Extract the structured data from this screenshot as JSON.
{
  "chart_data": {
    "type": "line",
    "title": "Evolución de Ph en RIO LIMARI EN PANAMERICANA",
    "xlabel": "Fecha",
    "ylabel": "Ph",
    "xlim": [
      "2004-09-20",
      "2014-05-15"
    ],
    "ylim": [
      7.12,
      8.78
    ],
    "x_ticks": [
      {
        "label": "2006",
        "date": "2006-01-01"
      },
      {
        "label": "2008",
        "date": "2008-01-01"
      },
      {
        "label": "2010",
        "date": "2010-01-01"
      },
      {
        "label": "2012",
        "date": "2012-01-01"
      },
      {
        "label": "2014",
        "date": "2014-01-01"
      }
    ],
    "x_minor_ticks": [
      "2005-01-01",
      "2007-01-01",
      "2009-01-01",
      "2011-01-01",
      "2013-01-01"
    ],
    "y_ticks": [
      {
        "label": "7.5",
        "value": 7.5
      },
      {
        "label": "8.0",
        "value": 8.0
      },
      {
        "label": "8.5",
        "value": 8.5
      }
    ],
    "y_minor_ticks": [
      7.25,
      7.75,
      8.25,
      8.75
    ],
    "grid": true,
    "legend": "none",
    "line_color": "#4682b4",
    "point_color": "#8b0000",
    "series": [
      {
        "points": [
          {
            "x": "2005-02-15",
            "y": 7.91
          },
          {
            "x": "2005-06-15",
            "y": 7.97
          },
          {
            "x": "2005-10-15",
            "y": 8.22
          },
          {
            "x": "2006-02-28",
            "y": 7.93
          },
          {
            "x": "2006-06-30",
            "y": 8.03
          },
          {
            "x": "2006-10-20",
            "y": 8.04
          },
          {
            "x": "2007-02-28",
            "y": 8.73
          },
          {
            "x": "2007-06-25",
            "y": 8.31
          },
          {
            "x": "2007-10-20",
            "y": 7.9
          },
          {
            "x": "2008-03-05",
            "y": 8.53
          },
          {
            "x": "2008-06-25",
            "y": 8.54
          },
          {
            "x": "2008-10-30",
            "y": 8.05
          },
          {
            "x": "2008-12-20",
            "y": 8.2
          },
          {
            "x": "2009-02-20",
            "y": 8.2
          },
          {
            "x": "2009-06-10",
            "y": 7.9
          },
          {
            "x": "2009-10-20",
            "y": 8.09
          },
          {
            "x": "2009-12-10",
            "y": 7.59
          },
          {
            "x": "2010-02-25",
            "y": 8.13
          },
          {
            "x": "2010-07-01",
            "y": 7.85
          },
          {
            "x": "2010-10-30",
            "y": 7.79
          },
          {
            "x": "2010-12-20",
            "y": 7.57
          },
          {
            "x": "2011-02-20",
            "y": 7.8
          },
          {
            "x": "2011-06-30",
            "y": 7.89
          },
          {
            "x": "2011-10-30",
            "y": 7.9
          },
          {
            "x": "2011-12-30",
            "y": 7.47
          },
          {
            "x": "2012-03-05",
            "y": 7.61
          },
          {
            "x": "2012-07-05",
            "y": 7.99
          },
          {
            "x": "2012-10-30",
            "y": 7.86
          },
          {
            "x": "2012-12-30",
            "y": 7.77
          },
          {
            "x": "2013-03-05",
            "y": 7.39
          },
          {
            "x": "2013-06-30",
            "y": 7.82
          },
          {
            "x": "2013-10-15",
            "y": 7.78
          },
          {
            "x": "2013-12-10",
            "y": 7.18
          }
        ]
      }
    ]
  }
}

──────────

Job ▸ Retype the listing. Match it exactly.

Written response ▸
Extract the structured data from this screenshot as JSON.
{
  "chart_data": {
    "type": "line",
    "title": "Evolución de Ph en RIO LIMARI EN PANAMERICANA",
    "xlabel": "Fecha",
    "ylabel": "Ph",
    "xlim": [
      "2004-09-20",
      "2014-05-15"
    ],
    "ylim": [
      7.12,
      8.78
    ],
    "x_ticks": [
      {
        "label": "2006",
        "date": "2006-01-01"
      },
      {
        "label": "2008",
        "date": "2008-01-01"
      },
      {
        "label": "2010",
        "date": "2010-01-01"
      },
      {
        "label": "2012",
        "date": "2012-01-01"
      },
      {
        "label": "2014",
        "date": "2014-01-01"
      }
    ],
    "x_minor_ticks": [
      "2005-01-01",
      "2007-01-01",
      "2009-01-01",
      "2011-01-01",
      "2013-01-01"
    ],
    "y_ticks": [
      {
        "label": "7.5",
        "value": 7.5
      },
      {
        "label": "8.0",
        "value": 8.0
      },
      {
        "label": "8.5",
        "value": 8.5
      }
    ],
    "y_minor_ticks": [
      7.25,
      7.75,
      8.25,
      8.75
    ],
    "grid": true,
    "legend": "none",
    "line_color": "#4682b4",
    "point_color": "#8b0000",
    "series": [
      {
        "points": [
          {
            "x": "2005-02-15",
            "y": 7.91
          },
          {
            "x": "2005-06-15",
            "y": 7.97
          },
          {
            "x": "2005-10-15",
            "y": 8.22
          },
          {
            "x": "2006-02-28",
            "y": 7.93
          },
          {
            "x": "2006-06-30",
            "y": 8.03
          },
          {
            "x": "2006-10-20",
            "y": 8.04
          },
          {
            "x": "2007-02-28",
            "y": 8.73
          },
          {
            "x": "2007-06-25",
            "y": 8.31
          },
          {
            "x": "2007-10-20",
            "y": 7.9
          },
          {
            "x": "2008-03-05",
            "y": 8.53
          },
          {
            "x": "2008-06-25",
            "y": 8.54
          },
          {
            "x": "2008-10-30",
            "y": 8.05
          },
          {
            "x": "2008-12-20",
            "y": 8.2
          },
          {
            "x": "2009-02-20",
            "y": 8.2
          },
          {
            "x": "2009-06-10",
            "y": 7.9
          },
          {
            "x": "2009-10-20",
            "y": 8.09
          },
          {
            "x": "2009-12-10",
            "y": 7.59
          },
          {
            "x": "2010-02-25",
            "y": 8.13
          },
          {
            "x": "2010-07-01",
            "y": 7.85
          },
          {
            "x": "2010-10-30",
            "y": 7.79
          },
          {
            "x": "2010-12-20",
            "y": 7.57
          },
          {
            "x": "2011-02-20",
            "y": 7.8
          },
          {
            "x": "2011-06-30",
            "y": 7.89
          },
          {
            "x": "2011-10-30",
            "y": 7.9
          },
          {
            "x": "2011-12-30",
            "y": 7.47
          },
          {
            "x": "2012-03-05",
            "y": 7.61
          },
          {
            "x": "2012-07-05",
            "y": 7.99
          },
          {
            "x": "2012-10-30",
            "y": 7.86
          },
          {
            "x": "2012-12-30",
            "y": 7.77
          },
          {
            "x": "2013-03-05",
            "y": 7.39
          },
          {
            "x": "2013-06-30",
            "y": 7.82
          },
          {
            "x": "2013-10-15",
            "y": 7.78
          },
          {
            "x": "2013-12-10",
            "y": 7.18
          }
        ]
      }
    ]
  }
}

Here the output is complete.